(Rows from a figure dataset)
::::::::::
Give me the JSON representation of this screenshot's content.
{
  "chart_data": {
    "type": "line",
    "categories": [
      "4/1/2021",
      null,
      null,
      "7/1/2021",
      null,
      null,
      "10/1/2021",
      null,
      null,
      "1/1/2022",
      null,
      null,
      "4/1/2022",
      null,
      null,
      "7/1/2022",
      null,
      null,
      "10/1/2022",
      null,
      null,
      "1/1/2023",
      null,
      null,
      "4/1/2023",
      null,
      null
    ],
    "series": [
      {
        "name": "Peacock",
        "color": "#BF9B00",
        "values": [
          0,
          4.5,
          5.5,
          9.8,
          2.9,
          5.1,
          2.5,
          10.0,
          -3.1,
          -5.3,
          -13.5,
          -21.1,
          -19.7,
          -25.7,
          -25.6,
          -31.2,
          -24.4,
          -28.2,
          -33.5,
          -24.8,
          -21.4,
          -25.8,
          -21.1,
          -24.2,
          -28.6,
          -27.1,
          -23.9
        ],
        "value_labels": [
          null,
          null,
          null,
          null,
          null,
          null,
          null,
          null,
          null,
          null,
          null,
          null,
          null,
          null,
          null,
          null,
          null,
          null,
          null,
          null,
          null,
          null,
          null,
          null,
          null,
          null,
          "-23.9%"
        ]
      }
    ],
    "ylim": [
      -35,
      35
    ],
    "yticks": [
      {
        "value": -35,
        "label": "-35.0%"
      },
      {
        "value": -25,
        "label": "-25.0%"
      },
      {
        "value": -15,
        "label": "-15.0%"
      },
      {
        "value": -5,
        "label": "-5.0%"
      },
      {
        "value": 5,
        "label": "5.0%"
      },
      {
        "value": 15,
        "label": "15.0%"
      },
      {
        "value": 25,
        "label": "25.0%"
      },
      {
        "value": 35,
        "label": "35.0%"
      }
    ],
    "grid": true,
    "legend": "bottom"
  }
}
::::::::::
**Exercise prompt:** Print out the whole listing exactly as it appears.

**Written solution:**
Give me the JSON representation of this screenshot's content.
{
  "chart_data": {
    "type": "line",
    "categories": [
      "4/1/2021",
      null,
      null,
      "7/1/2021",
      null,
      null,
      "10/1/2021",
      null,
      null,
      "1/1/2022",
      null,
      null,
      "4/1/2022",
      null,
      null,
      "7/1/2022",
      null,
      null,
      "10/1/2022",
      null,
      null,
      "1/1/2023",
      null,
      null,
      "4/1/2023",
      null,
      null
    ],
    "series": [
      {
        "name": "Peacock",
        "color": "#BF9B00",
        "values": [
          0,
          4.5,
          5.5,
          9.8,
          2.9,
          5.1,
          2.5,
          10.0,
          -3.1,
          -5.3,
          -13.5,
          -21.1,
          -19.7,
          -25.7,
          -25.6,
          -31.2,
          -24.4,
          -28.2,
          -33.5,
          -24.8,
          -21.4,
          -25.8,
          -21.1,
          -24.2,
          -28.6,
          -27.1,
          -23.9
        ],
        "value_labels": [
          null,
          null,
          null,
          null,
          null,
          null,
          null,
          null,
          null,
          null,
          null,
          null,
          null,
          null,
          null,
          null,
          null,
          null,
          null,
          null,
          null,
          null,
          null,
          null,
          null,
          null,
          "-23.9%"
        ]
      }
    ],
    "ylim": [
      -35,
      35
    ],
    "yticks": [
      {
        "value": -35,
        "label": "-35.0%"
      },
      {
        "value": -25,
        "label": "-25.0%"
      },
      {
        "value": -15,
        "label": "-15.0%"
      },
      {
        "value": -5,
        "label": "-5.0%"
      },
      {
        "value": 5,
        "label": "5.0%"
      },
      {
        "value": 15,
        "label": "15.0%"
      },
      {
        "value": 25,
        "label": "25.0%"
      },
      {
        "value": 35,
        "label": "35.0%"
      }
    ],
    "grid": true,
    "legend": "bottom"
  }
}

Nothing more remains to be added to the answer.